## Your task
Extract and list every line that contains the word "label".

####################

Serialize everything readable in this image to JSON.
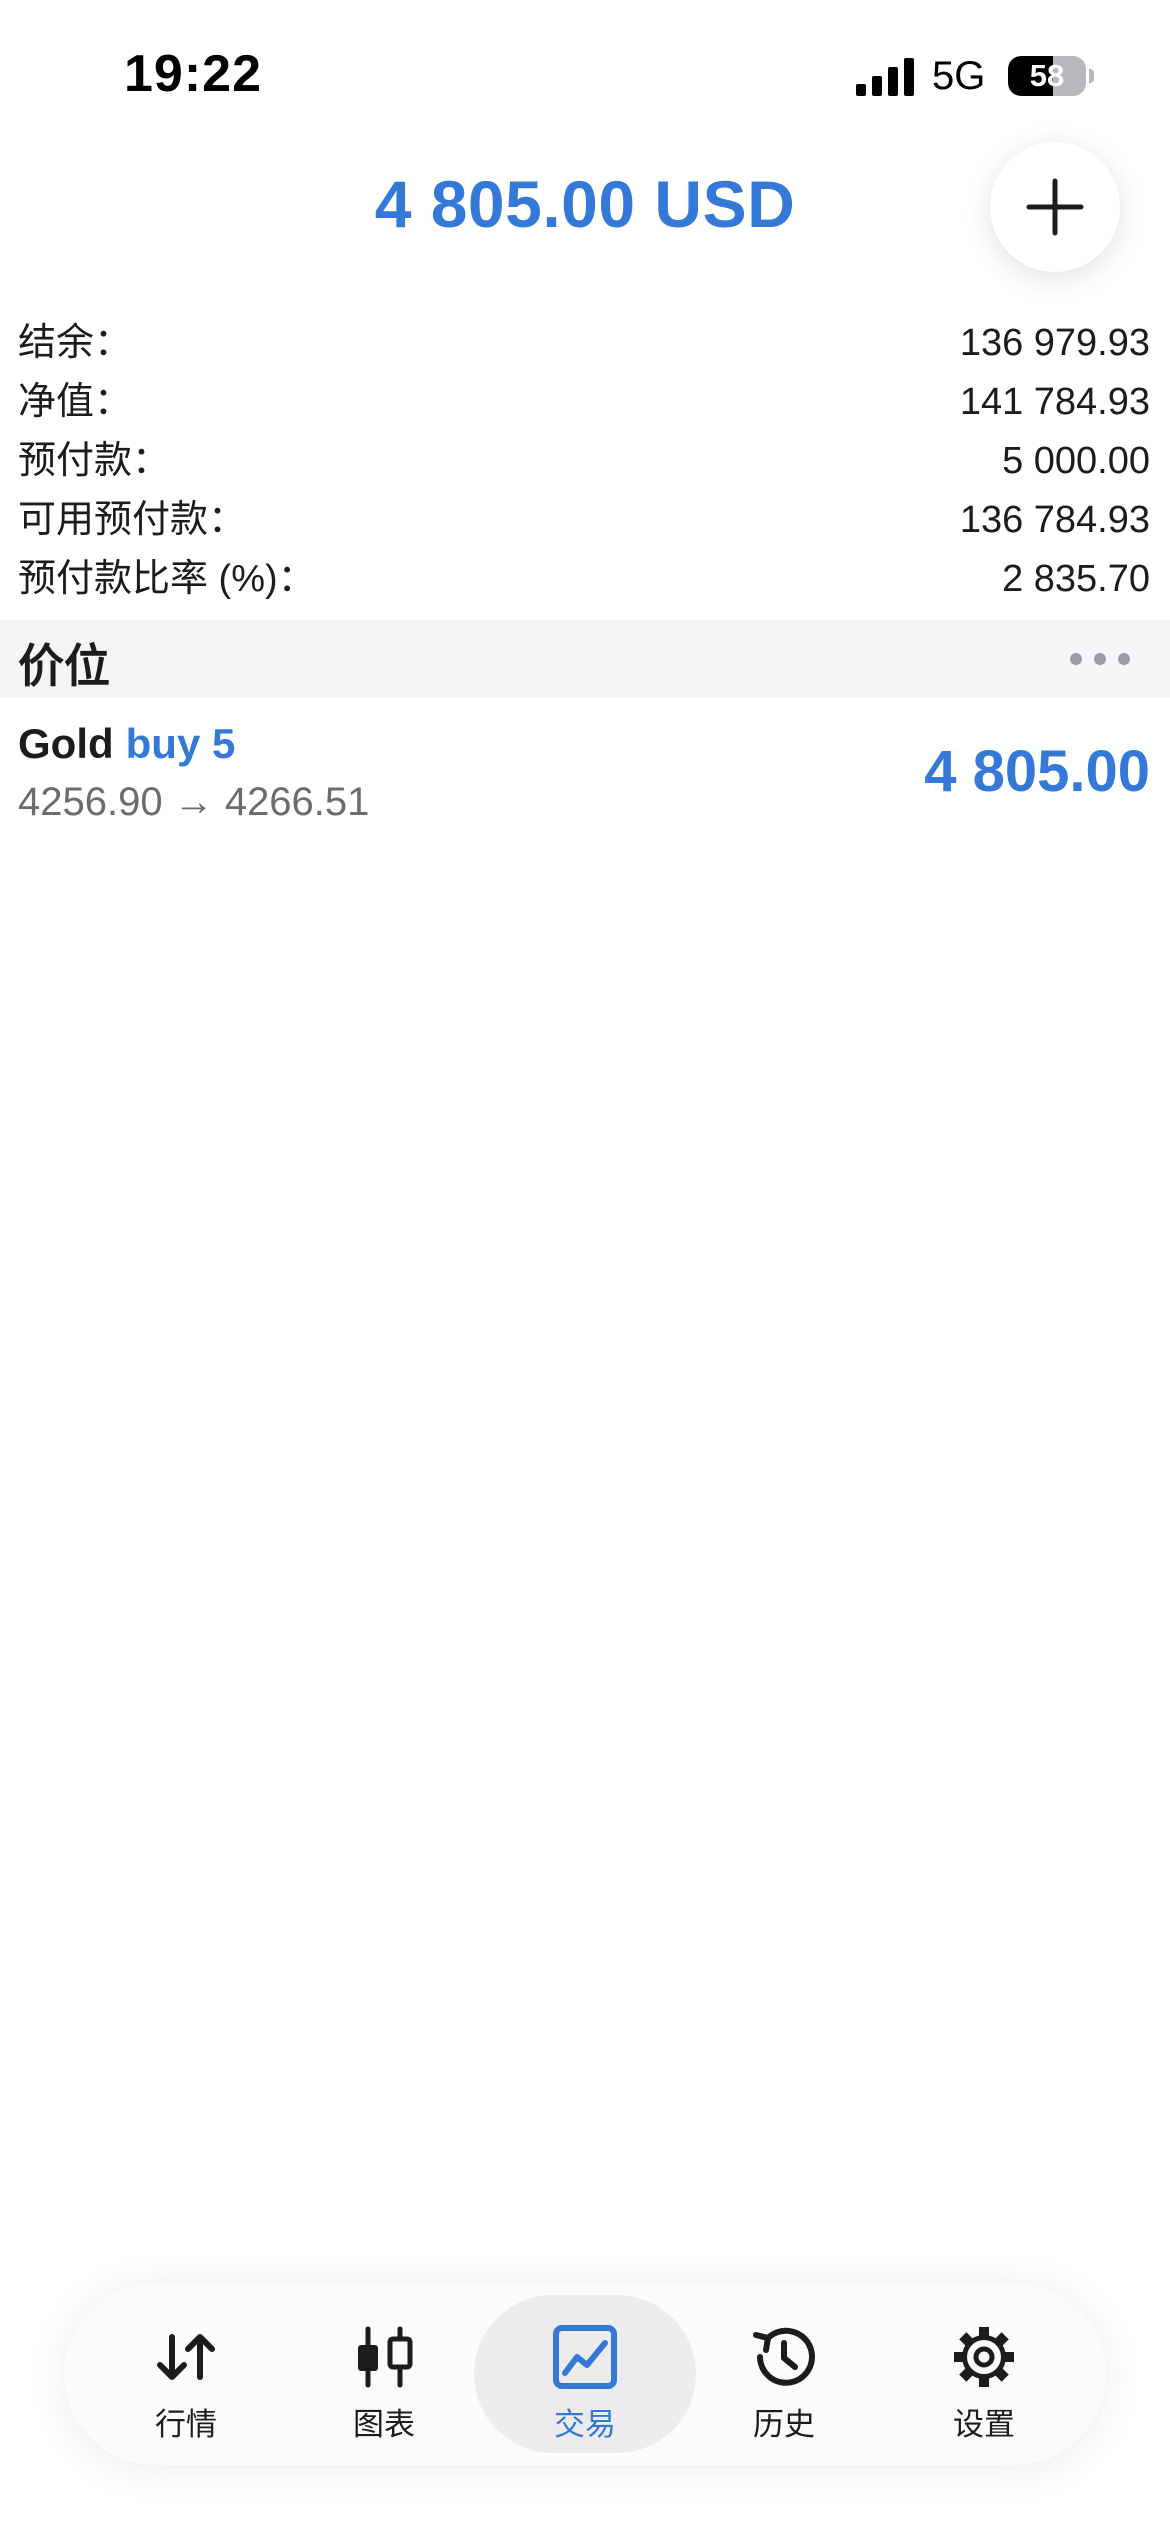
{
  "status_bar": {
    "time": "19:22",
    "network": "5G",
    "battery_level": "58"
  },
  "header": {
    "total": "4 805.00 USD"
  },
  "summary": {
    "rows": [
      {
        "label": "结余：",
        "value": "136 979.93"
      },
      {
        "label": "净值：",
        "value": "141 784.93"
      },
      {
        "label": "预付款：",
        "value": "5 000.00"
      },
      {
        "label": "可用预付款：",
        "value": "136 784.93"
      },
      {
        "label": "预付款比率 (%)：",
        "value": "2 835.70"
      }
    ]
  },
  "positions": {
    "title": "价位",
    "items": [
      {
        "symbol": "Gold",
        "side": "buy 5",
        "prices": "4256.90 → 4266.51",
        "profit": "4 805.00"
      }
    ]
  },
  "tabs": [
    {
      "label": "行情",
      "icon": "quotes-arrows-icon"
    },
    {
      "label": "图表",
      "icon": "candlestick-chart-icon"
    },
    {
      "label": "交易",
      "icon": "trade-chart-icon",
      "active": true
    },
    {
      "label": "历史",
      "icon": "history-clock-icon"
    },
    {
      "label": "设置",
      "icon": "gear-icon"
    }
  ],
  "colors": {
    "accent": "#3478d8",
    "text": "#1c1c1e",
    "secondary_text": "#6b6b70",
    "section_bg": "#f5f5f7"
  }
}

####################

## Written reply
        "label": "结余：",
        "label": "净值：",
        "label": "预付款：",
        "label": "可用预付款：",
        "label": "预付款比率 (%)：",
      "label": "行情",
      "label": "图表",
      "label": "交易",
      "label": "历史",
      "label": "设置",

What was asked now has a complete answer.